Aim of the task -> Please restate the following records word for word.

Items ->

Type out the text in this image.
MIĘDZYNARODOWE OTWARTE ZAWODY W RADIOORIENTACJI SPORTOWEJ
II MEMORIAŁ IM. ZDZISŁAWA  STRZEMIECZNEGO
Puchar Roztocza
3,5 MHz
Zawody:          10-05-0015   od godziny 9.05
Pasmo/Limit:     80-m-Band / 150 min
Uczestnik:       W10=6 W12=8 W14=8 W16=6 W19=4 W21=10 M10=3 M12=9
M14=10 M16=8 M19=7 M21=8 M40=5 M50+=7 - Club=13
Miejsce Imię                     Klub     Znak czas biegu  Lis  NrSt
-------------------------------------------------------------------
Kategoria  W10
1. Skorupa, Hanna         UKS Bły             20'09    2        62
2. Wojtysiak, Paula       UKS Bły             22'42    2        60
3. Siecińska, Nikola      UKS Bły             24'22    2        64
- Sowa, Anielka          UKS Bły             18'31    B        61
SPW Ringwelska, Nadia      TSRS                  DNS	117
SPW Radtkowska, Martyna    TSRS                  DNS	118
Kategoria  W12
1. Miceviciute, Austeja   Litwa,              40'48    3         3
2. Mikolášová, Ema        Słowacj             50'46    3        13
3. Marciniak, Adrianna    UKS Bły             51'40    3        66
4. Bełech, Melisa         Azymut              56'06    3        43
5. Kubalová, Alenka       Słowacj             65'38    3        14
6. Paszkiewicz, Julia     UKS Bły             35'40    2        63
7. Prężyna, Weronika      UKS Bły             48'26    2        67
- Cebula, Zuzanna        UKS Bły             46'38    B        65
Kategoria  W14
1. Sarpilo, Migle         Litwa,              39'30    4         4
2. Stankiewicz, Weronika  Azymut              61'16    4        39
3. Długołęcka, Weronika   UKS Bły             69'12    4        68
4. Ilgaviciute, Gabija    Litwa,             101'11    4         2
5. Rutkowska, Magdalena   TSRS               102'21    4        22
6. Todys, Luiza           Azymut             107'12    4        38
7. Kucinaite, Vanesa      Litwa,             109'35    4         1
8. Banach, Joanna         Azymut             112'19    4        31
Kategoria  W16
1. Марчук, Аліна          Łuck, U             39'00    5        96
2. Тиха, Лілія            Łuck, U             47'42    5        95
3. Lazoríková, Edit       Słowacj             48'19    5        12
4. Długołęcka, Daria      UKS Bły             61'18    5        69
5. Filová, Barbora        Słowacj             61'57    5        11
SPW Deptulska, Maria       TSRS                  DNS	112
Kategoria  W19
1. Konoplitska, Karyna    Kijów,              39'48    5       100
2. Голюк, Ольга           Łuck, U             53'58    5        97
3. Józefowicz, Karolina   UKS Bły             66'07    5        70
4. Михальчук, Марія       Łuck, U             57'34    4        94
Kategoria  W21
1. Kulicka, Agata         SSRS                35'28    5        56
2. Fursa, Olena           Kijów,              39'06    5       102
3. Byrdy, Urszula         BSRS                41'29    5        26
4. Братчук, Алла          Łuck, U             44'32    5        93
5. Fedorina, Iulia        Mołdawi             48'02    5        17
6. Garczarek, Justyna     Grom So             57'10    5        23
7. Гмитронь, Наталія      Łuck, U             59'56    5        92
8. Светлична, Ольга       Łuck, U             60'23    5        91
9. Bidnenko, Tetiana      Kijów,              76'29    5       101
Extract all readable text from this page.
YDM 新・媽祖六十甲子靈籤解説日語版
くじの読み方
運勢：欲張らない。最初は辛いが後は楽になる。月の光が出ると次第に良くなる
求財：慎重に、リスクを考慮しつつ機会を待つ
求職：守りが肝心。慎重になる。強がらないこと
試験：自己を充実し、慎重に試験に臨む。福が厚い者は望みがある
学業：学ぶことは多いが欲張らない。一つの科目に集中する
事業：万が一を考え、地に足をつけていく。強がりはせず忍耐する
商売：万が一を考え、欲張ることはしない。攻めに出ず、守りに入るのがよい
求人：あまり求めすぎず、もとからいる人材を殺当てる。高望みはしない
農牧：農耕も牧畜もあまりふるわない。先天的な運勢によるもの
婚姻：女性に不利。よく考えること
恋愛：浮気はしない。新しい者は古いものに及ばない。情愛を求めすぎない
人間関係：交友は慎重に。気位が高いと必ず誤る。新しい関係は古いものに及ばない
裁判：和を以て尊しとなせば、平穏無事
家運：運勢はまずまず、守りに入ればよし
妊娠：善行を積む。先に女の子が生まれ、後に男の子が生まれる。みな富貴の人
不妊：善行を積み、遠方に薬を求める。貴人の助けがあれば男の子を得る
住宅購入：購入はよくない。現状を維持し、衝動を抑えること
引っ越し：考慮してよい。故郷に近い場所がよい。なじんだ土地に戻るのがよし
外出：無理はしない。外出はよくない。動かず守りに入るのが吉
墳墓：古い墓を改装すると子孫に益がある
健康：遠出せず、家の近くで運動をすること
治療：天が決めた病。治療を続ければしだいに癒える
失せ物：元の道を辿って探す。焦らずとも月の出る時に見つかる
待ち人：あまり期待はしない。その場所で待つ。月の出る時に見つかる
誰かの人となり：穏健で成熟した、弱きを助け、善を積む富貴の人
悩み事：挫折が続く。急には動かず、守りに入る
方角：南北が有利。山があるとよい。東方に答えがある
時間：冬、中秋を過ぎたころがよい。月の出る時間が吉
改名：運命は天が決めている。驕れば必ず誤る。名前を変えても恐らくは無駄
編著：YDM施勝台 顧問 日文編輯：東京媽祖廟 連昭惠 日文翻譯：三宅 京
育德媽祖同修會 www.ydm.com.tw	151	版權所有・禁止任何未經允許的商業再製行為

Complete output ->
Type out the text in this image.
MIĘDZYNARODOWE OTWARTE ZAWODY W RADIOORIENTACJI SPORTOWEJ
II MEMORIAŁ IM. ZDZISŁAWA  STRZEMIECZNEGO
Puchar Roztocza
3,5 MHz
Zawody:          10-05-0015   od godziny 9.05
Pasmo/Limit:     80-m-Band / 150 min
Uczestnik:       W10=6 W12=8 W14=8 W16=6 W19=4 W21=10 M10=3 M12=9
M14=10 M16=8 M19=7 M21=8 M40=5 M50+=7 - Club=13
Miejsce Imię                     Klub     Znak czas biegu  Lis  NrSt
-------------------------------------------------------------------
Kategoria  W10
1. Skorupa, Hanna         UKS Bły             20'09    2        62
2. Wojtysiak, Paula       UKS Bły             22'42    2        60
3. Siecińska, Nikola      UKS Bły             24'22    2        64
- Sowa, Anielka          UKS Bły             18'31    B        61
SPW Ringwelska, Nadia      TSRS                  DNS	117
SPW Radtkowska, Martyna    TSRS                  DNS	118
Kategoria  W12
1. Miceviciute, Austeja   Litwa,              40'48    3         3
2. Mikolášová, Ema        Słowacj             50'46    3        13
3. Marciniak, Adrianna    UKS Bły             51'40    3        66
4. Bełech, Melisa         Azymut              56'06    3        43
5. Kubalová, Alenka       Słowacj             65'38    3        14
6. Paszkiewicz, Julia     UKS Bły             35'40    2        63
7. Prężyna, Weronika      UKS Bły             48'26    2        67
- Cebula, Zuzanna        UKS Bły             46'38    B        65
Kategoria  W14
1. Sarpilo, Migle         Litwa,              39'30    4         4
2. Stankiewicz, Weronika  Azymut              61'16    4        39
3. Długołęcka, Weronika   UKS Bły             69'12    4        68
4. Ilgaviciute, Gabija    Litwa,             101'11    4         2
5. Rutkowska, Magdalena   TSRS               102'21    4        22
6. Todys, Luiza           Azymut             107'12    4        38
7. Kucinaite, Vanesa      Litwa,             109'35    4         1
8. Banach, Joanna         Azymut             112'19    4        31
Kategoria  W16
1. Марчук, Аліна          Łuck, U             39'00    5        96
2. Тиха, Лілія            Łuck, U             47'42    5        95
3. Lazoríková, Edit       Słowacj             48'19    5        12
4. Długołęcka, Daria      UKS Bły             61'18    5        69
5. Filová, Barbora        Słowacj             61'57    5        11
SPW Deptulska, Maria       TSRS                  DNS	112
Kategoria  W19
1. Konoplitska, Karyna    Kijów,              39'48    5       100
2. Голюк, Ольга           Łuck, U             53'58    5        97
3. Józefowicz, Karolina   UKS Bły             66'07    5        70
4. Михальчук, Марія       Łuck, U             57'34    4        94
Kategoria  W21
1. Kulicka, Agata         SSRS                35'28    5        56
2. Fursa, Olena           Kijów,              39'06    5       102
3. Byrdy, Urszula         BSRS                41'29    5        26
4. Братчук, Алла          Łuck, U             44'32    5        93
5. Fedorina, Iulia        Mołdawi             48'02    5        17
6. Garczarek, Justyna     Grom So             57'10    5        23
7. Гмитронь, Наталія      Łuck, U             59'56    5        92
8. Светлична, Ольга       Łuck, U             60'23    5        91
9. Bidnenko, Tetiana      Kijów,              76'29    5       101
Extract all readable text from this page.
YDM 新・媽祖六十甲子靈籤解説日語版
くじの読み方
運勢：欲張らない。最初は辛いが後は楽になる。月の光が出ると次第に良くなる
求財：慎重に、リスクを考慮しつつ機会を待つ
求職：守りが肝心。慎重になる。強がらないこと
試験：自己を充実し、慎重に試験に臨む。福が厚い者は望みがある
学業：学ぶことは多いが欲張らない。一つの科目に集中する
事業：万が一を考え、地に足をつけていく。強がりはせず忍耐する
商売：万が一を考え、欲張ることはしない。攻めに出ず、守りに入るのがよい
求人：あまり求めすぎず、もとからいる人材を殺当てる。高望みはしない
農牧：農耕も牧畜もあまりふるわない。先天的な運勢によるもの
婚姻：女性に不利。よく考えること
恋愛：浮気はしない。新しい者は古いものに及ばない。情愛を求めすぎない
人間関係：交友は慎重に。気位が高いと必ず誤る。新しい関係は古いものに及ばない
裁判：和を以て尊しとなせば、平穏無事
家運：運勢はまずまず、守りに入ればよし
妊娠：善行を積む。先に女の子が生まれ、後に男の子が生まれる。みな富貴の人
不妊：善行を積み、遠方に薬を求める。貴人の助けがあれば男の子を得る
住宅購入：購入はよくない。現状を維持し、衝動を抑えること
引っ越し：考慮してよい。故郷に近い場所がよい。なじんだ土地に戻るのがよし
外出：無理はしない。外出はよくない。動かず守りに入るのが吉
墳墓：古い墓を改装すると子孫に益がある
健康：遠出せず、家の近くで運動をすること
治療：天が決めた病。治療を続ければしだいに癒える
失せ物：元の道を辿って探す。焦らずとも月の出る時に見つかる
待ち人：あまり期待はしない。その場所で待つ。月の出る時に見つかる
誰かの人となり：穏健で成熟した、弱きを助け、善を積む富貴の人
悩み事：挫折が続く。急には動かず、守りに入る
方角：南北が有利。山があるとよい。東方に答えがある
時間：冬、中秋を過ぎたころがよい。月の出る時間が吉
改名：運命は天が決めている。驕れば必ず誤る。名前を変えても恐らくは無駄
編著：YDM施勝台 顧問 日文編輯：東京媽祖廟 連昭惠 日文翻譯：三宅 京
育德媽祖同修會 www.ydm.com.tw	151	版權所有・禁止任何未經允許的商業再製行為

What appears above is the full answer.